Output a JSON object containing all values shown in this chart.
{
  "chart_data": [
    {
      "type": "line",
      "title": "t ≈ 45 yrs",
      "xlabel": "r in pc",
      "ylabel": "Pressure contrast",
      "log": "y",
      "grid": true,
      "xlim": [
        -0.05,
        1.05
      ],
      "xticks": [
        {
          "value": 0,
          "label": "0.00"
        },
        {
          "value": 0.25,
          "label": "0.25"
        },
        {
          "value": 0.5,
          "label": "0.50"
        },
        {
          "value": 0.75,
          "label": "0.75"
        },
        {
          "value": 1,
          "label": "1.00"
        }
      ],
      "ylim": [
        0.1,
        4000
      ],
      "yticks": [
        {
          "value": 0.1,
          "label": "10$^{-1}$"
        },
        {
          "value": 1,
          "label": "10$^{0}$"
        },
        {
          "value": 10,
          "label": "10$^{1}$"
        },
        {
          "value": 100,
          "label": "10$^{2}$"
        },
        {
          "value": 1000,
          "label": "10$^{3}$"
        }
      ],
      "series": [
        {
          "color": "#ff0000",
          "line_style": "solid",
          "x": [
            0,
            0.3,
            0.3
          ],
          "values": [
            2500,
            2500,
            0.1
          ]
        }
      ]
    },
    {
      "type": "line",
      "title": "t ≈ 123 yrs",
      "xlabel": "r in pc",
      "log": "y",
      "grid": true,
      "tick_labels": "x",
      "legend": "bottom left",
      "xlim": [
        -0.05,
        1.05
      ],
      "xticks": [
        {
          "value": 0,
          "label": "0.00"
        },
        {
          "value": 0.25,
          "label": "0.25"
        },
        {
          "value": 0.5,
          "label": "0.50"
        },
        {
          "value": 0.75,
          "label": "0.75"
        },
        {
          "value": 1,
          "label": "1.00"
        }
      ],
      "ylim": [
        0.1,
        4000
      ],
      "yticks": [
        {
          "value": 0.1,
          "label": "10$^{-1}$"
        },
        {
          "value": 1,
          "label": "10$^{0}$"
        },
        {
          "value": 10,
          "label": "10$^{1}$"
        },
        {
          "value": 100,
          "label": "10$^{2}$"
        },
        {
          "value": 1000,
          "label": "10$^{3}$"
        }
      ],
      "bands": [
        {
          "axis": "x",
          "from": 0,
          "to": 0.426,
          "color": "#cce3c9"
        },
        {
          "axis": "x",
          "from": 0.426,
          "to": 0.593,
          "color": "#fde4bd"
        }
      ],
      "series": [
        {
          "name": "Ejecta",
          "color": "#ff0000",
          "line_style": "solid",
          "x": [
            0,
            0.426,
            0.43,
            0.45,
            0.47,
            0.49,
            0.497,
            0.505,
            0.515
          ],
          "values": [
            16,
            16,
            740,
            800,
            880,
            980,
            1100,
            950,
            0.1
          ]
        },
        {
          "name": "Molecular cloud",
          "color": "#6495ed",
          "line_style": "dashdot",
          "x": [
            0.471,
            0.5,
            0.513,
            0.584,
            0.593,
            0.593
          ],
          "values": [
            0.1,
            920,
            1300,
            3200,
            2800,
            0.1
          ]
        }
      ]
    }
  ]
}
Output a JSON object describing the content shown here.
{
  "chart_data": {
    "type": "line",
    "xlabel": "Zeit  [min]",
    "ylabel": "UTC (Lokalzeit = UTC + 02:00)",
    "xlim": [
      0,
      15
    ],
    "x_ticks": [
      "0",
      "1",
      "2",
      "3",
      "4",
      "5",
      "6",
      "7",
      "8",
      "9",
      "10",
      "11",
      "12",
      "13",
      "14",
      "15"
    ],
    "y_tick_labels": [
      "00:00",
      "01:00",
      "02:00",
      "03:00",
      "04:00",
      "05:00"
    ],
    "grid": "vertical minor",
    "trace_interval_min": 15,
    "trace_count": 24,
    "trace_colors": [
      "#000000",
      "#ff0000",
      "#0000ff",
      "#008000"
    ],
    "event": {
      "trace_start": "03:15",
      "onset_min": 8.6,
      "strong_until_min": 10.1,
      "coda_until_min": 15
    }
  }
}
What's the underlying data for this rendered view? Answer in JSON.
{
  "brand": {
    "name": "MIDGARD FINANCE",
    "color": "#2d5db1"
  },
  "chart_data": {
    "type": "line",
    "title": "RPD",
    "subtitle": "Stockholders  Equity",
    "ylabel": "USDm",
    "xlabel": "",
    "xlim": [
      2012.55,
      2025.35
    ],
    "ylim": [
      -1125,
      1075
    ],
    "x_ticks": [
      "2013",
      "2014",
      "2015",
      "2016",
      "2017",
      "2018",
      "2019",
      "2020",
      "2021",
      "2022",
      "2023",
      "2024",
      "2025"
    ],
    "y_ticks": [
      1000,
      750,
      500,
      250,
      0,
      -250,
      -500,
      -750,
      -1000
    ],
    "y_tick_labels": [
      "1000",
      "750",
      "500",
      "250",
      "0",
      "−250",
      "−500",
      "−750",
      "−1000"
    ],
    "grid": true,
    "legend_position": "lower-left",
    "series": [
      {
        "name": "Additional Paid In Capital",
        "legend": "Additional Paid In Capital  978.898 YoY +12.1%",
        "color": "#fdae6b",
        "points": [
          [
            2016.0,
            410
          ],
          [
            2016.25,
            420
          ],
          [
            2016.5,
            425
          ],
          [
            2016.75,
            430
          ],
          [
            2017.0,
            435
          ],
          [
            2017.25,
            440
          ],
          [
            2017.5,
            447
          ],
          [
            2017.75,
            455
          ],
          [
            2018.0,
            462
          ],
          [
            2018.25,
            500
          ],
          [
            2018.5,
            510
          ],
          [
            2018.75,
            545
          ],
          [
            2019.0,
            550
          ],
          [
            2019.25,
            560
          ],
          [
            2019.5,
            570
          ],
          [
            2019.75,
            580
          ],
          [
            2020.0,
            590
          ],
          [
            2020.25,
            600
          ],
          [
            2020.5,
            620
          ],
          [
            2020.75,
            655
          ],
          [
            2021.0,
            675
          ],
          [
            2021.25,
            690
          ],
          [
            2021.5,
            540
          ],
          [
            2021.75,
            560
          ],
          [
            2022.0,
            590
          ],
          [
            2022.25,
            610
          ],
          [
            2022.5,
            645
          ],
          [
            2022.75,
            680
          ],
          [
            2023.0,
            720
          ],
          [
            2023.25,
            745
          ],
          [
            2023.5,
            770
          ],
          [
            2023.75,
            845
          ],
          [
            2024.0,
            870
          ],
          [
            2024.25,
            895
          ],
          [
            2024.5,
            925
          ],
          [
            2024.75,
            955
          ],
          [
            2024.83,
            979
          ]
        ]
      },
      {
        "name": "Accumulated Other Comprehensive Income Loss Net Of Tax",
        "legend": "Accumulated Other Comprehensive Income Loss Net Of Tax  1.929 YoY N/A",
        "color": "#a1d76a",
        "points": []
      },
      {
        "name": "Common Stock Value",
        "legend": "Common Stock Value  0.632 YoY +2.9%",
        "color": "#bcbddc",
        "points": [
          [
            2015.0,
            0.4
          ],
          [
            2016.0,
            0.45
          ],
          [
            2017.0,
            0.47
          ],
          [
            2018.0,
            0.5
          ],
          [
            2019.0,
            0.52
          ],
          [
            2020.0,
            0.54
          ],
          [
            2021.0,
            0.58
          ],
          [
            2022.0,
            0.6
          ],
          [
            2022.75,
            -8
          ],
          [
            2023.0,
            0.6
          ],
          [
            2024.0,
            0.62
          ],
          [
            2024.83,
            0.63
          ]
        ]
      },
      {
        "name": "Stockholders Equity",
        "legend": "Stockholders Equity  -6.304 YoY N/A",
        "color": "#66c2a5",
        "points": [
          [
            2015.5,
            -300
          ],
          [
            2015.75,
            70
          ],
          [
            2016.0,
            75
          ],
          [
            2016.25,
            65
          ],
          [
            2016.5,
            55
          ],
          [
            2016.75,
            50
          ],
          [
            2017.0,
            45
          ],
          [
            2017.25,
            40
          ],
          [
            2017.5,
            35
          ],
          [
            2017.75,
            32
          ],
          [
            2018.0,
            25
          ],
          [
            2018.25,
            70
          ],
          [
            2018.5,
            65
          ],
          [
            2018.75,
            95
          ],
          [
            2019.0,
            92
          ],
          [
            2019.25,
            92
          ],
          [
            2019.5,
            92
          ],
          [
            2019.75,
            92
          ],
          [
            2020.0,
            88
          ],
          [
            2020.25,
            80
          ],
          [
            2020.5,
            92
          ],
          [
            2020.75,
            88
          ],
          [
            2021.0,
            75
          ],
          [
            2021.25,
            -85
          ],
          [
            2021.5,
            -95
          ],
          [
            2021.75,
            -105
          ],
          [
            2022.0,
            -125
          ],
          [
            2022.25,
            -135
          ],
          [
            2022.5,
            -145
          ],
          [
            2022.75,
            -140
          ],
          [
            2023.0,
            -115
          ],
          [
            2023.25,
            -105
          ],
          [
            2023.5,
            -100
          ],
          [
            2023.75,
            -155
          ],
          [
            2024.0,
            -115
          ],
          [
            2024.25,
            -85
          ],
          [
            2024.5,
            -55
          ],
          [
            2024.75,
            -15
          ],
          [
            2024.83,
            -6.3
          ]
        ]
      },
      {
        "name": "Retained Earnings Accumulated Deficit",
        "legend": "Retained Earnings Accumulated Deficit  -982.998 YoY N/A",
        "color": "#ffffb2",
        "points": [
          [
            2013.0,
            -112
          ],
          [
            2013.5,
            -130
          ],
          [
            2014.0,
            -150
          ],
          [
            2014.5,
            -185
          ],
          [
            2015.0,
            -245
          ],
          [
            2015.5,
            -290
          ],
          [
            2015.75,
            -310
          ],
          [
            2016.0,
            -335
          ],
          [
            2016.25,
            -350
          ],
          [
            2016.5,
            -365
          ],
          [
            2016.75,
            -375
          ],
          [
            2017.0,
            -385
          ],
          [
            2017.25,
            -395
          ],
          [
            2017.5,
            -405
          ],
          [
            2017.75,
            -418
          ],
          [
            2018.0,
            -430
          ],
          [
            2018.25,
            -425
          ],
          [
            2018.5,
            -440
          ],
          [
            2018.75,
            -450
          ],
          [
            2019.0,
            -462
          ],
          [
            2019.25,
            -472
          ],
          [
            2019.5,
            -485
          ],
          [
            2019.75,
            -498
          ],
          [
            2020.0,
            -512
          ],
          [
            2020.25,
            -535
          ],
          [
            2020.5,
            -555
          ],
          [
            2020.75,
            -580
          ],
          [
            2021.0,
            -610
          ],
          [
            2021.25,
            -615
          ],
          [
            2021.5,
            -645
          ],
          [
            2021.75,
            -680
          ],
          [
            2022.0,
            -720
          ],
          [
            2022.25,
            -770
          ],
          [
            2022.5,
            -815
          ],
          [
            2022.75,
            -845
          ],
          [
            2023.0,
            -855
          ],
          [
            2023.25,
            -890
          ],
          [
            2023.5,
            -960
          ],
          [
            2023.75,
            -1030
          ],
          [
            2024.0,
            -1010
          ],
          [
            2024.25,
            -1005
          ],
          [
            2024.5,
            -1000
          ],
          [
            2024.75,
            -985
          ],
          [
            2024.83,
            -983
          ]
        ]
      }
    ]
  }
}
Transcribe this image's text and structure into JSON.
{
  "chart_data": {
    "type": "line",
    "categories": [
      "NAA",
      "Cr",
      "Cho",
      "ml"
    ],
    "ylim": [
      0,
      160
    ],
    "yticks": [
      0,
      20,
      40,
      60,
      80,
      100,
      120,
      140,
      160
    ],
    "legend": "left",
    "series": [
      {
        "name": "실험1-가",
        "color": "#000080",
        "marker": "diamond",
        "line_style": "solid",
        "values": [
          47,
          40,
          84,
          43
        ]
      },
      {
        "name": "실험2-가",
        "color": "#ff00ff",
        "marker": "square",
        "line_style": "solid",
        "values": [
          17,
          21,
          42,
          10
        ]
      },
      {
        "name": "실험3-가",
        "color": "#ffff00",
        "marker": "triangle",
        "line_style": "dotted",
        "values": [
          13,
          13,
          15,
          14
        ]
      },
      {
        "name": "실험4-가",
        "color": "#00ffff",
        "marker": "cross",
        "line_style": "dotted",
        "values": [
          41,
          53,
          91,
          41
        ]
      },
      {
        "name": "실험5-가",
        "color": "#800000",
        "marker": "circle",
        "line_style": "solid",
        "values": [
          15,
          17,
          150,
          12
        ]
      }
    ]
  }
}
•••
**OBJECTIVE:** Copy out the lines in which the string "Deficit" appears.

**WORKED SOLUTION:**
        "name": "Retained Earnings Accumulated Deficit",
        "legend": "Retained Earnings Accumulated Deficit  -982.998 YoY N/A",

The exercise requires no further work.